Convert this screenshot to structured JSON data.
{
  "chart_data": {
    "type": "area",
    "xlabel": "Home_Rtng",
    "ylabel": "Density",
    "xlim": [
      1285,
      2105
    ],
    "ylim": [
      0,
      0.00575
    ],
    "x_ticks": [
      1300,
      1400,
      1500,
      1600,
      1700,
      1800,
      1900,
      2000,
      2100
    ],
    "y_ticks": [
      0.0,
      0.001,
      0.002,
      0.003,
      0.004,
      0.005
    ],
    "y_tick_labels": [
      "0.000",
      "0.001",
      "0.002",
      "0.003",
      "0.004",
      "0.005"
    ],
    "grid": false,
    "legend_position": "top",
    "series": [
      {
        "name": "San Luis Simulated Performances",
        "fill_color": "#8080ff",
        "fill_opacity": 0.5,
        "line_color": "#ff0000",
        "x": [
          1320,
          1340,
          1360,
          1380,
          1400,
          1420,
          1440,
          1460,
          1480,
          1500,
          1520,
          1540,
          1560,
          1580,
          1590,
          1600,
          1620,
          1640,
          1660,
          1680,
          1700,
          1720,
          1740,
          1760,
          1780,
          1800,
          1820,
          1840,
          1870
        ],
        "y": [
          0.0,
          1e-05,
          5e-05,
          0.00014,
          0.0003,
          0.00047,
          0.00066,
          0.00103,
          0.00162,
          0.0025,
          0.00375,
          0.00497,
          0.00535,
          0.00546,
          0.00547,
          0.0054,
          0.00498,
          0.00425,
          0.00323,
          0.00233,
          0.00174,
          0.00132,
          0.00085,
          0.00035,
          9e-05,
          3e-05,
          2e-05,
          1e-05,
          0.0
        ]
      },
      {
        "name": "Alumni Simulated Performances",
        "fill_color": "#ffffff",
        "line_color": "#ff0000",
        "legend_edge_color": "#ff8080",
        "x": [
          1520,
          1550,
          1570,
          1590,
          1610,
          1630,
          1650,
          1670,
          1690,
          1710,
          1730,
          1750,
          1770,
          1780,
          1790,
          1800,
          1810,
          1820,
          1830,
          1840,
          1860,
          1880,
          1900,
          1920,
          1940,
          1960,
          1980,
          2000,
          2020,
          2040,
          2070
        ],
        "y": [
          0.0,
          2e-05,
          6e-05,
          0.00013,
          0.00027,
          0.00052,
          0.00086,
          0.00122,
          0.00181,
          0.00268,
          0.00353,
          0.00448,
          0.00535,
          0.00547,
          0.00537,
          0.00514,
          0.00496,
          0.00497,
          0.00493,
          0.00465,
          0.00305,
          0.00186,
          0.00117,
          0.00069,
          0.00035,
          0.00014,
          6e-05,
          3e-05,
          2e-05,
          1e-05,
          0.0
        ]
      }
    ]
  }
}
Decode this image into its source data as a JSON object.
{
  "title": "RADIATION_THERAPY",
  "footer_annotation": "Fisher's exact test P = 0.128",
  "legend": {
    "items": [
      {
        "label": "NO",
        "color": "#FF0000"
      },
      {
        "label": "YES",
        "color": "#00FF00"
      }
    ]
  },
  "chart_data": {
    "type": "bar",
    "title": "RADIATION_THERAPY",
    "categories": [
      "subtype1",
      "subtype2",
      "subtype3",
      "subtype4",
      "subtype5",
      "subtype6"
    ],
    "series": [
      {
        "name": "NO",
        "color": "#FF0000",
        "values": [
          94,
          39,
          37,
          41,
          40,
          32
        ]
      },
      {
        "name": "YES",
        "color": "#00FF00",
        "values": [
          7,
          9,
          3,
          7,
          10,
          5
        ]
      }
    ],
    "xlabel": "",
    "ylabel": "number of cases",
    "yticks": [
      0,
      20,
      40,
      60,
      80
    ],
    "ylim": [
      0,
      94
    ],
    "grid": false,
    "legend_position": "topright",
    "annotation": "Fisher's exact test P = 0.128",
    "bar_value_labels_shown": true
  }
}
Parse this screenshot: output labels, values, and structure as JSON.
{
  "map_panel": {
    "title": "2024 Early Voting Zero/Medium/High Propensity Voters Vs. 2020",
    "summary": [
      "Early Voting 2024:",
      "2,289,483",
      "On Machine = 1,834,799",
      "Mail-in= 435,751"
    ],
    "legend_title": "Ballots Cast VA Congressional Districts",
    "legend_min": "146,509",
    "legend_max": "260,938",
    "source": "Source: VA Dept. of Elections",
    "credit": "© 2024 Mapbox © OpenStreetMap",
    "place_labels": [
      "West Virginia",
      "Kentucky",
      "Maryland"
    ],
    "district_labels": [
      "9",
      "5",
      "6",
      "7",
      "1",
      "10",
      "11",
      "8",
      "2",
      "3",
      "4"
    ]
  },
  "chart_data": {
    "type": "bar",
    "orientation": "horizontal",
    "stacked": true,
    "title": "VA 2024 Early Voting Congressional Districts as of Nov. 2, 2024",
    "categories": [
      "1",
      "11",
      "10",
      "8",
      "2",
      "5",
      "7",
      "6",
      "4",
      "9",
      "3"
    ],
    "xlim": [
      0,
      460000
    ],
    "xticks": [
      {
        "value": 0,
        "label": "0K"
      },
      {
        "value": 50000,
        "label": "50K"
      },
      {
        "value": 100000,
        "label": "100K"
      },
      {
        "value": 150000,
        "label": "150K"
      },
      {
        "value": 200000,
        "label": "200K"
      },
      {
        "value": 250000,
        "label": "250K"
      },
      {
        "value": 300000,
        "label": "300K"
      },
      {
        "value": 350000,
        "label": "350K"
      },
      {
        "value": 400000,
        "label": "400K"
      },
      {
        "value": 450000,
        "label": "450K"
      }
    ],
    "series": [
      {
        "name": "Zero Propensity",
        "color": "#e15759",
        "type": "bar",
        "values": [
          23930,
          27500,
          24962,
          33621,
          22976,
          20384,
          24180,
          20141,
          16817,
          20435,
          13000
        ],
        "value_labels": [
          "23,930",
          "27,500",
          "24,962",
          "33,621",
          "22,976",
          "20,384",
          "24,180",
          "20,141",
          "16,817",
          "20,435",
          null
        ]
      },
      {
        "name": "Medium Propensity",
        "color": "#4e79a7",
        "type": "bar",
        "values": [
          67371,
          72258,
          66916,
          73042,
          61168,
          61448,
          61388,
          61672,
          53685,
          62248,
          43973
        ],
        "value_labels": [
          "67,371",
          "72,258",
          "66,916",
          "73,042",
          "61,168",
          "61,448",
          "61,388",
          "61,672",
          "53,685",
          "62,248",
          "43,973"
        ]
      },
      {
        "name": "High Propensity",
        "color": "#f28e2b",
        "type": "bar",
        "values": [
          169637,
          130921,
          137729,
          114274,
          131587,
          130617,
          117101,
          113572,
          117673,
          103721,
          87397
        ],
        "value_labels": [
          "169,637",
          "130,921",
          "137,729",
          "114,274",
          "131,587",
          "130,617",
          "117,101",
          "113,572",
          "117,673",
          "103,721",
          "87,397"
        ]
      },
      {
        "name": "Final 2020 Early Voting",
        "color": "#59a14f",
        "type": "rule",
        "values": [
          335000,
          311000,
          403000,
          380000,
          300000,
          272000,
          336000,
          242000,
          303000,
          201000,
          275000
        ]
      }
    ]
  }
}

*WORK TO DO*. Return each entry from the material above exactly as it appears.

*CORRECT ANSWER*.
Convert this screenshot to structured JSON data.
{
  "chart_data": {
    "type": "area",
    "xlabel": "Home_Rtng",
    "ylabel": "Density",
    "xlim": [
      1285,
      2105
    ],
    "ylim": [
      0,
      0.00575
    ],
    "x_ticks": [
      1300,
      1400,
      1500,
      1600,
      1700,
      1800,
      1900,
      2000,
      2100
    ],
    "y_ticks": [
      0.0,
      0.001,
      0.002,
      0.003,
      0.004,
      0.005
    ],
    "y_tick_labels": [
      "0.000",
      "0.001",
      "0.002",
      "0.003",
      "0.004",
      "0.005"
    ],
    "grid": false,
    "legend_position": "top",
    "series": [
      {
        "name": "San Luis Simulated Performances",
        "fill_color": "#8080ff",
        "fill_opacity": 0.5,
        "line_color": "#ff0000",
        "x": [
          1320,
          1340,
          1360,
          1380,
          1400,
          1420,
          1440,
          1460,
          1480,
          1500,
          1520,
          1540,
          1560,
          1580,
          1590,
          1600,
          1620,
          1640,
          1660,
          1680,
          1700,
          1720,
          1740,
          1760,
          1780,
          1800,
          1820,
          1840,
          1870
        ],
        "y": [
          0.0,
          1e-05,
          5e-05,
          0.00014,
          0.0003,
          0.00047,
          0.00066,
          0.00103,
          0.00162,
          0.0025,
          0.00375,
          0.00497,
          0.00535,
          0.00546,
          0.00547,
          0.0054,
          0.00498,
          0.00425,
          0.00323,
          0.00233,
          0.00174,
          0.00132,
          0.00085,
          0.00035,
          9e-05,
          3e-05,
          2e-05,
          1e-05,
          0.0
        ]
      },
      {
        "name": "Alumni Simulated Performances",
        "fill_color": "#ffffff",
        "line_color": "#ff0000",
        "legend_edge_color": "#ff8080",
        "x": [
          1520,
          1550,
          1570,
          1590,
          1610,
          1630,
          1650,
          1670,
          1690,
          1710,
          1730,
          1750,
          1770,
          1780,
          1790,
          1800,
          1810,
          1820,
          1830,
          1840,
          1860,
          1880,
          1900,
          1920,
          1940,
          1960,
          1980,
          2000,
          2020,
          2040,
          2070
        ],
        "y": [
          0.0,
          2e-05,
          6e-05,
          0.00013,
          0.00027,
          0.00052,
          0.00086,
          0.00122,
          0.00181,
          0.00268,
          0.00353,
          0.00448,
          0.00535,
          0.00547,
          0.00537,
          0.00514,
          0.00496,
          0.00497,
          0.00493,
          0.00465,
          0.00305,
          0.00186,
          0.00117,
          0.00069,
          0.00035,
          0.00014,
          6e-05,
          3e-05,
          2e-05,
          1e-05,
          0.0
        ]
      }
    ]
  }
}
Decode this image into its source data as a JSON object.
{
  "title": "RADIATION_THERAPY",
  "footer_annotation": "Fisher's exact test P = 0.128",
  "legend": {
    "items": [
      {
        "label": "NO",
        "color": "#FF0000"
      },
      {
        "label": "YES",
        "color": "#00FF00"
      }
    ]
  },
  "chart_data": {
    "type": "bar",
    "title": "RADIATION_THERAPY",
    "categories": [
      "subtype1",
      "subtype2",
      "subtype3",
      "subtype4",
      "subtype5",
      "subtype6"
    ],
    "series": [
      {
        "name": "NO",
        "color": "#FF0000",
        "values": [
          94,
          39,
          37,
          41,
          40,
          32
        ]
      },
      {
        "name": "YES",
        "color": "#00FF00",
        "values": [
          7,
          9,
          3,
          7,
          10,
          5
        ]
      }
    ],
    "xlabel": "",
    "ylabel": "number of cases",
    "yticks": [
      0,
      20,
      40,
      60,
      80
    ],
    "ylim": [
      0,
      94
    ],
    "grid": false,
    "legend_position": "topright",
    "annotation": "Fisher's exact test P = 0.128",
    "bar_value_labels_shown": true
  }
}
Parse this screenshot: output labels, values, and structure as JSON.
{
  "map_panel": {
    "title": "2024 Early Voting Zero/Medium/High Propensity Voters Vs. 2020",
    "summary": [
      "Early Voting 2024:",
      "2,289,483",
      "On Machine = 1,834,799",
      "Mail-in= 435,751"
    ],
    "legend_title": "Ballots Cast VA Congressional Districts",
    "legend_min": "146,509",
    "legend_max": "260,938",
    "source": "Source: VA Dept. of Elections",
    "credit": "© 2024 Mapbox © OpenStreetMap",
    "place_labels": [
      "West Virginia",
      "Kentucky",
      "Maryland"
    ],
    "district_labels": [
      "9",
      "5",
      "6",
      "7",
      "1",
      "10",
      "11",
      "8",
      "2",
      "3",
      "4"
    ]
  },
  "chart_data": {
    "type": "bar",
    "orientation": "horizontal",
    "stacked": true,
    "title": "VA 2024 Early Voting Congressional Districts as of Nov. 2, 2024",
    "categories": [
      "1",
      "11",
      "10",
      "8",
      "2",
      "5",
      "7",
      "6",
      "4",
      "9",
      "3"
    ],
    "xlim": [
      0,
      460000
    ],
    "xticks": [
      {
        "value": 0,
        "label": "0K"
      },
      {
        "value": 50000,
        "label": "50K"
      },
      {
        "value": 100000,
        "label": "100K"
      },
      {
        "value": 150000,
        "label": "150K"
      },
      {
        "value": 200000,
        "label": "200K"
      },
      {
        "value": 250000,
        "label": "250K"
      },
      {
        "value": 300000,
        "label": "300K"
      },
      {
        "value": 350000,
        "label": "350K"
      },
      {
        "value": 400000,
        "label": "400K"
      },
      {
        "value": 450000,
        "label": "450K"
      }
    ],
    "series": [
      {
        "name": "Zero Propensity",
        "color": "#e15759",
        "type": "bar",
        "values": [
          23930,
          27500,
          24962,
          33621,
          22976,
          20384,
          24180,
          20141,
          16817,
          20435,
          13000
        ],
        "value_labels": [
          "23,930",
          "27,500",
          "24,962",
          "33,621",
          "22,976",
          "20,384",
          "24,180",
          "20,141",
          "16,817",
          "20,435",
          null
        ]
      },
      {
        "name": "Medium Propensity",
        "color": "#4e79a7",
        "type": "bar",
        "values": [
          67371,
          72258,
          66916,
          73042,
          61168,
          61448,
          61388,
          61672,
          53685,
          62248,
          43973
        ],
        "value_labels": [
          "67,371",
          "72,258",
          "66,916",
          "73,042",
          "61,168",
          "61,448",
          "61,388",
          "61,672",
          "53,685",
          "62,248",
          "43,973"
        ]
      },
      {
        "name": "High Propensity",
        "color": "#f28e2b",
        "type": "bar",
        "values": [
          169637,
          130921,
          137729,
          114274,
          131587,
          130617,
          117101,
          113572,
          117673,
          103721,
          87397
        ],
        "value_labels": [
          "169,637",
          "130,921",
          "137,729",
          "114,274",
          "131,587",
          "130,617",
          "117,101",
          "113,572",
          "117,673",
          "103,721",
          "87,397"
        ]
      },
      {
        "name": "Final 2020 Early Voting",
        "color": "#59a14f",
        "type": "rule",
        "values": [
          335000,
          311000,
          403000,
          380000,
          300000,
          272000,
          336000,
          242000,
          303000,
          201000,
          275000
        ]
      }
    ]
  }
}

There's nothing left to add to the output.